Stored data

○ ○ ○

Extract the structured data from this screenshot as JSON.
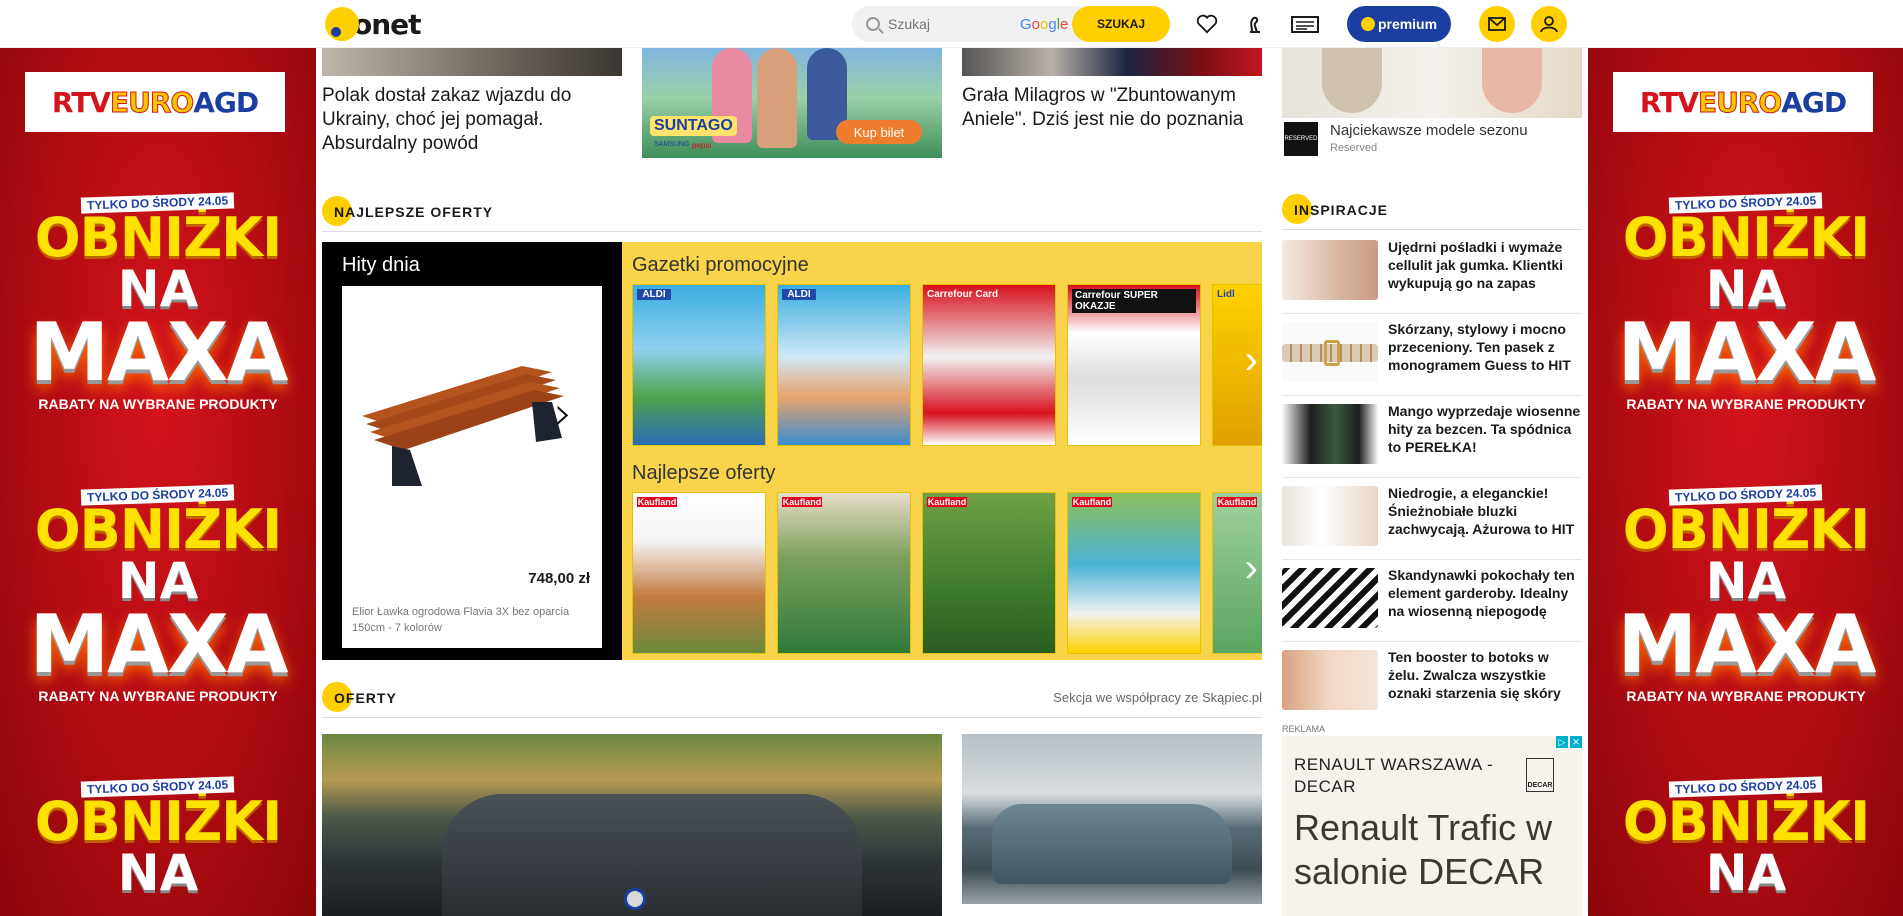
{
  "header": {
    "logo_text": "onet",
    "search_placeholder": "Szukaj",
    "google_label": "Google",
    "search_button": "SZUKAJ",
    "premium_label": "premium"
  },
  "side_ad": {
    "brand_part1": "RTV",
    "brand_part2": "EURO",
    "brand_part3": "AGD",
    "until_label": "TYLKO DO ŚRODY 24.05",
    "headline_1": "OBNIŻKI",
    "headline_2": "NA",
    "headline_3": "MAXA",
    "subline": "RABATY NA WYBRANE PRODUKTY"
  },
  "top_articles": [
    {
      "title": "Polak dostał zakaz wjazdu do Ukrainy, choć jej pomagał. Absurdalny powód"
    },
    {
      "title": "Grała Milagros w \"Zbuntowanym Aniele\". Dziś jest nie do poznania"
    }
  ],
  "suntago_ad": {
    "brand": "SUNTAGO",
    "cta": "Kup bilet",
    "sponsor1": "SAMSUNG",
    "sponsor2": "pepsi"
  },
  "fashion_ad": {
    "title": "Najciekawsze modele sezonu",
    "advertiser": "Reserved",
    "logo_text": "RESERVED"
  },
  "sections": {
    "best_offers": "NAJLEPSZE OFERTY",
    "inspirations": "INSPIRACJE",
    "offers": "OFERTY",
    "offers_note": "Sekcja we współpracy ze Skąpiec.pl"
  },
  "hity_dnia": {
    "title": "Hity dnia",
    "price": "748,00 zł",
    "description": "Elior Ławka ogrodowa Flavia 3X bez oparcia 150cm - 7 kolorów"
  },
  "gazetki": {
    "title_promo": "Gazetki promocyjne",
    "title_best": "Najlepsze oferty",
    "row1": [
      "ALDI",
      "ALDI",
      "Carrefour Card",
      "Carrefour SUPER OKAZJE",
      "Lidl"
    ],
    "row2": [
      "Kaufland",
      "Kaufland",
      "Kaufland",
      "Kaufland",
      "Kaufland"
    ]
  },
  "inspirations": [
    {
      "title": "Ujędrni pośladki i wymaże cellulit jak gumka. Klientki wykupują go na zapas"
    },
    {
      "title": "Skórzany, stylowy i mocno przeceniony. Ten pasek z monogramem Guess to HIT"
    },
    {
      "title": "Mango wyprzedaje wiosenne hity za bezcen. Ta spódnica to PEREŁKA!"
    },
    {
      "title": "Niedrogie, a eleganckie! Śnieżnobiałe bluzki zachwycają. Ażurowa to HIT"
    },
    {
      "title": "Skandynawki pokochały ten element garderoby. Idealny na wiosenną niepogodę"
    },
    {
      "title": "Ten booster to botoks w żelu. Zwalcza wszystkie oznaki starzenia się skóry"
    }
  ],
  "ad": {
    "label": "REKLAMA",
    "advertiser": "RENAULT WARSZAWA - DECAR",
    "decar_badge": "DECAR",
    "headline": "Renault Trafic w salonie DECAR"
  },
  "colors": {
    "brand_yellow": "#ffcf00",
    "premium_blue": "#1b3fa0",
    "ad_red": "#c8101a",
    "gazetki_bg": "#f9d34a"
  },
  "icons": [
    "search-icon",
    "heart-icon",
    "horoscope-icon",
    "tv-program-icon",
    "mail-icon",
    "user-icon",
    "chevron-right-icon"
  ]
}
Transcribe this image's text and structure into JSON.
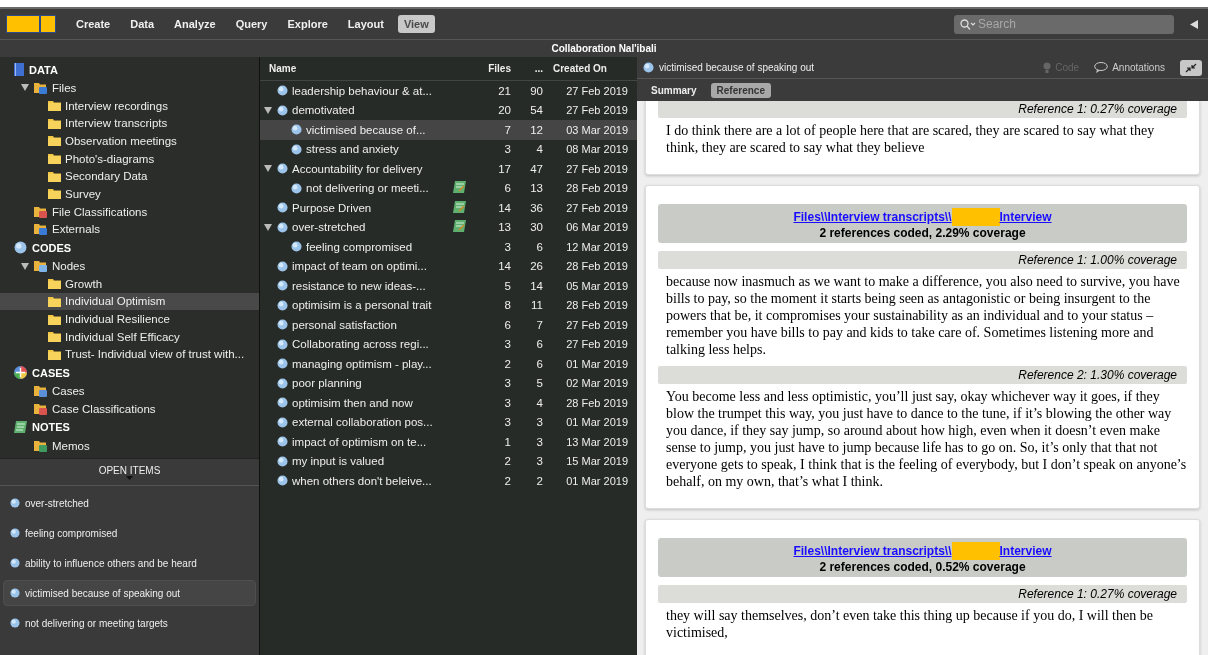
{
  "toolbar": {
    "tabs": [
      {
        "label": "Create",
        "selected": false
      },
      {
        "label": "Data",
        "selected": false
      },
      {
        "label": "Analyze",
        "selected": false
      },
      {
        "label": "Query",
        "selected": false
      },
      {
        "label": "Explore",
        "selected": false
      },
      {
        "label": "Layout",
        "selected": false
      },
      {
        "label": "View",
        "selected": true
      }
    ],
    "search": {
      "placeholder": "Search"
    }
  },
  "window": {
    "title": "Collaboration Nal'ibali"
  },
  "sidebar": {
    "sections": [
      {
        "title": "DATA",
        "kind": "data",
        "children": [
          {
            "label": "Files",
            "kind": "files",
            "selected": false,
            "expanded": true,
            "children": [
              {
                "label": "Interview recordings",
                "kind": "folder",
                "selected": false
              },
              {
                "label": "Interview transcripts",
                "kind": "folder",
                "selected": false
              },
              {
                "label": "Observation meetings",
                "kind": "folder",
                "selected": false
              },
              {
                "label": "Photo's-diagrams",
                "kind": "folder",
                "selected": false
              },
              {
                "label": "Secondary Data",
                "kind": "folder",
                "selected": false
              },
              {
                "label": "Survey",
                "kind": "folder",
                "selected": false
              }
            ]
          },
          {
            "label": "File Classifications",
            "kind": "classifications",
            "selected": false
          },
          {
            "label": "Externals",
            "kind": "externals",
            "selected": false
          }
        ]
      },
      {
        "title": "CODES",
        "kind": "codes",
        "children": [
          {
            "label": "Nodes",
            "kind": "nodes",
            "selected": false,
            "expanded": true,
            "children": [
              {
                "label": "Growth",
                "kind": "folder",
                "selected": false
              },
              {
                "label": "Individual Optimism",
                "kind": "folder",
                "selected": true
              },
              {
                "label": "Individual Resilience",
                "kind": "folder",
                "selected": false
              },
              {
                "label": "Individual Self Efficacy",
                "kind": "folder",
                "selected": false
              },
              {
                "label": "Trust- Individual view of trust with...",
                "kind": "folder",
                "selected": false
              }
            ]
          }
        ]
      },
      {
        "title": "CASES",
        "kind": "cases",
        "children": [
          {
            "label": "Cases",
            "kind": "cases",
            "selected": false
          },
          {
            "label": "Case Classifications",
            "kind": "classifications",
            "selected": false
          }
        ]
      },
      {
        "title": "NOTES",
        "kind": "notes",
        "children": [
          {
            "label": "Memos",
            "kind": "memos",
            "selected": false
          }
        ]
      }
    ],
    "open_items": {
      "title": "OPEN ITEMS",
      "items": [
        {
          "label": "over-stretched",
          "selected": false
        },
        {
          "label": "feeling compromised",
          "selected": false
        },
        {
          "label": "ability to influence others and be heard",
          "selected": false
        },
        {
          "label": "victimised because of speaking out",
          "selected": true
        },
        {
          "label": "not delivering or meeting targets",
          "selected": false
        }
      ]
    }
  },
  "table": {
    "columns": [
      "Name",
      "Files",
      "...",
      "Created On"
    ],
    "rows": [
      {
        "name": "leadership behaviour & at...",
        "memo": false,
        "files": "21",
        "refs": "90",
        "created": "27 Feb 2019",
        "selected": false
      },
      {
        "name": "demotivated",
        "memo": false,
        "files": "20",
        "refs": "54",
        "created": "27 Feb 2019",
        "selected": false,
        "expanded": true,
        "children": [
          {
            "name": "victimised because of...",
            "memo": false,
            "files": "7",
            "refs": "12",
            "created": "03 Mar 2019",
            "selected": true
          },
          {
            "name": "stress and anxiety",
            "memo": false,
            "files": "3",
            "refs": "4",
            "created": "08 Mar 2019",
            "selected": false
          }
        ]
      },
      {
        "name": "Accountability for delivery",
        "memo": false,
        "files": "17",
        "refs": "47",
        "created": "27 Feb 2019",
        "selected": false,
        "expanded": true,
        "children": [
          {
            "name": "not delivering or meeti...",
            "memo": true,
            "files": "6",
            "refs": "13",
            "created": "28 Feb 2019",
            "selected": false
          }
        ]
      },
      {
        "name": "Purpose Driven",
        "memo": true,
        "files": "14",
        "refs": "36",
        "created": "27 Feb 2019",
        "selected": false
      },
      {
        "name": "over-stretched",
        "memo": true,
        "files": "13",
        "refs": "30",
        "created": "06 Mar 2019",
        "selected": false,
        "expanded": true,
        "children": [
          {
            "name": "feeling compromised",
            "memo": false,
            "files": "3",
            "refs": "6",
            "created": "12 Mar 2019",
            "selected": false
          }
        ]
      },
      {
        "name": "impact of team on optimi...",
        "memo": false,
        "files": "14",
        "refs": "26",
        "created": "28 Feb 2019",
        "selected": false
      },
      {
        "name": "resistance to new ideas-...",
        "memo": false,
        "files": "5",
        "refs": "14",
        "created": "05 Mar 2019",
        "selected": false
      },
      {
        "name": "optimisim is a personal trait",
        "memo": false,
        "files": "8",
        "refs": "11",
        "created": "28 Feb 2019",
        "selected": false
      },
      {
        "name": "personal satisfaction",
        "memo": false,
        "files": "6",
        "refs": "7",
        "created": "27 Feb 2019",
        "selected": false
      },
      {
        "name": "Collaborating across regi...",
        "memo": false,
        "files": "3",
        "refs": "6",
        "created": "27 Feb 2019",
        "selected": false
      },
      {
        "name": "managing optimism - play...",
        "memo": false,
        "files": "2",
        "refs": "6",
        "created": "01 Mar 2019",
        "selected": false
      },
      {
        "name": "poor planning",
        "memo": false,
        "files": "3",
        "refs": "5",
        "created": "02 Mar 2019",
        "selected": false
      },
      {
        "name": "optimisim then and now",
        "memo": false,
        "files": "3",
        "refs": "4",
        "created": "28 Feb 2019",
        "selected": false
      },
      {
        "name": "external collaboration pos...",
        "memo": false,
        "files": "3",
        "refs": "3",
        "created": "01 Mar 2019",
        "selected": false
      },
      {
        "name": "impact of optimism on te...",
        "memo": false,
        "files": "1",
        "refs": "3",
        "created": "13 Mar 2019",
        "selected": false
      },
      {
        "name": "my input is valued",
        "memo": false,
        "files": "2",
        "refs": "3",
        "created": "15 Mar 2019",
        "selected": false
      },
      {
        "name": "when others don't beleive...",
        "memo": false,
        "files": "2",
        "refs": "2",
        "created": "01 Mar 2019",
        "selected": false
      }
    ]
  },
  "detail": {
    "title": "victimised because of speaking out",
    "code": {
      "label": "Code",
      "disabled": true
    },
    "annotations": {
      "label": "Annotations",
      "disabled": false
    },
    "tabs": [
      {
        "label": "Summary",
        "selected": false
      },
      {
        "label": "Reference",
        "selected": true
      }
    ],
    "cards": [
      {
        "references": [
          {
            "label": "Reference 1: 0.27% coverage",
            "text": "I do think there are a lot of people here that are scared, they are scared to say what they think, they are scared to say what they believe"
          }
        ]
      },
      {
        "link_start": "Files\\\\Interview transcripts\\\\",
        "link_end": "Interview",
        "summary": "2 references coded, 2.29% coverage",
        "references": [
          {
            "label": "Reference 1: 1.00% coverage",
            "text": "because now inasmuch as we want to make a difference, you also need to survive, you have bills to pay, so the moment it starts being seen as antagonistic or being insurgent to the powers that be, it compromises your sustainability as an individual and to your status – remember you have bills to pay and kids to take care of. Sometimes listening more and talking less helps."
          },
          {
            "label": "Reference 2: 1.30% coverage",
            "text": "You become less and less optimistic, you’ll just say, okay whichever way it goes, if they blow the trumpet this way, you just have to dance to the tune, if it’s blowing the other way you dance, if they say jump, so around about how high, even when it doesn’t even make sense to jump, you just have to jump because life has to go on. So, it’s only that that not everyone gets to speak, I think that is the feeling of everybody, but I don’t speak on anyone’s behalf, on my own, that’s what I think."
          }
        ]
      },
      {
        "link_start": "Files\\\\Interview transcripts\\\\",
        "link_end": "Interview",
        "summary": "2 references coded, 0.52% coverage",
        "references": [
          {
            "label": "Reference 1: 0.27% coverage",
            "text": "they will say themselves, don’t even take this thing up because if you do, I will then be victimised,"
          }
        ]
      }
    ]
  }
}
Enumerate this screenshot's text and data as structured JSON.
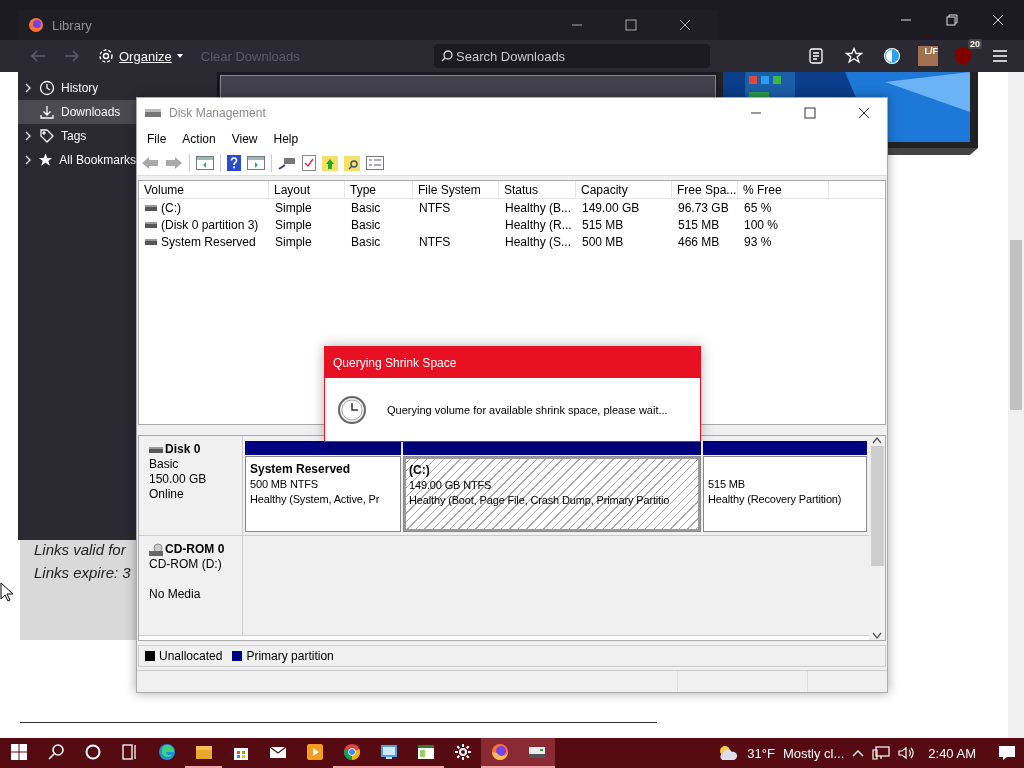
{
  "browser": {
    "extension_label": "L/F",
    "blocker_badge": "20",
    "page_lines": [
      "Links valid for",
      "Links expire: 3"
    ]
  },
  "library": {
    "title": "Library",
    "organize": "Organize",
    "clear_downloads": {
      "label": "Clear Downloads",
      "disabled": true
    },
    "search_placeholder": "Search Downloads",
    "sidebar": [
      {
        "kind": "history",
        "label": "History",
        "expandable": true,
        "selected": false
      },
      {
        "kind": "downloads",
        "label": "Downloads",
        "expandable": false,
        "selected": true
      },
      {
        "kind": "tags",
        "label": "Tags",
        "expandable": true,
        "selected": false
      },
      {
        "kind": "bookmarks",
        "label": "All Bookmarks",
        "expandable": true,
        "selected": false
      }
    ]
  },
  "disk_management": {
    "title": "Disk Management",
    "menu": [
      "File",
      "Action",
      "View",
      "Help"
    ],
    "columns": [
      "Volume",
      "Layout",
      "Type",
      "File System",
      "Status",
      "Capacity",
      "Free Spa...",
      "% Free"
    ],
    "rows": [
      [
        "(C:)",
        "Simple",
        "Basic",
        "NTFS",
        "Healthy (B...",
        "149.00 GB",
        "96.73 GB",
        "65 %"
      ],
      [
        "(Disk 0 partition 3)",
        "Simple",
        "Basic",
        "",
        "Healthy (R...",
        "515 MB",
        "515 MB",
        "100 %"
      ],
      [
        "System Reserved",
        "Simple",
        "Basic",
        "NTFS",
        "Healthy (S...",
        "500 MB",
        "466 MB",
        "93 %"
      ]
    ],
    "disks": [
      {
        "kind": "disk",
        "name": "Disk 0",
        "type": "Basic",
        "size": "150.00 GB",
        "status": "Online",
        "partitions": [
          {
            "name": "System Reserved",
            "size": "500 MB NTFS",
            "status": "Healthy (System, Active, Pr",
            "selected": false
          },
          {
            "name": "(C:)",
            "size": "149.00 GB NTFS",
            "status": "Healthy (Boot, Page File, Crash Dump, Primary Partitio",
            "selected": true
          },
          {
            "size": "515 MB",
            "status": "Healthy (Recovery Partition)",
            "selected": false
          }
        ]
      },
      {
        "kind": "cdrom",
        "name": "CD-ROM 0",
        "type": "CD-ROM (D:)",
        "status": "No Media"
      }
    ],
    "legend": [
      {
        "label": "Unallocated",
        "color": "#000000"
      },
      {
        "label": "Primary partition",
        "color": "#000080"
      }
    ]
  },
  "dialog": {
    "title": "Querying Shrink Space",
    "message": "Querying volume for available shrink space, please wait..."
  },
  "taskbar": {
    "apps": [
      {
        "kind": "edge",
        "running": false,
        "active": false
      },
      {
        "kind": "explorer",
        "running": true,
        "active": false
      },
      {
        "kind": "store",
        "running": false,
        "active": false
      },
      {
        "kind": "mail",
        "running": false,
        "active": false
      },
      {
        "kind": "media",
        "running": false,
        "active": false
      },
      {
        "kind": "chrome",
        "running": true,
        "active": false
      },
      {
        "kind": "remote",
        "running": true,
        "active": false
      },
      {
        "kind": "window",
        "running": true,
        "active": false
      },
      {
        "kind": "settings",
        "running": false,
        "active": false
      },
      {
        "kind": "firefox",
        "running": true,
        "active": true
      },
      {
        "kind": "disk",
        "running": true,
        "active": true
      }
    ],
    "temperature": "31°F",
    "weather": "Mostly cl...",
    "time": "2:40 AM"
  }
}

○ ○ ○

Pull out all lines containing the word "make" from the entries above.

Answer for the task -
            "text": "because now inasmuch as we want to make a difference, you also need to survive, you have bills to pay, so the moment it starts being seen as antagonistic or being insurgent to the powers that be, it compromises your sustainability as an individual and to your status – remember you have bills to pay and kids to take care of. Sometimes listening more and talking less helps."
            "text": "You become less and less optimistic, you’ll just say, okay whichever way it goes, if they blow the trumpet this way, you just have to dance to the tune, if it’s blowing the other way you dance, if they say jump, so around about how high, even when it doesn’t even make sense to jump, you just have to jump because life has to go on. So, it’s only that that not everyone gets to speak, I think that is the feeling of everybody, but I don’t speak on anyone’s behalf, on my own, that’s what I think."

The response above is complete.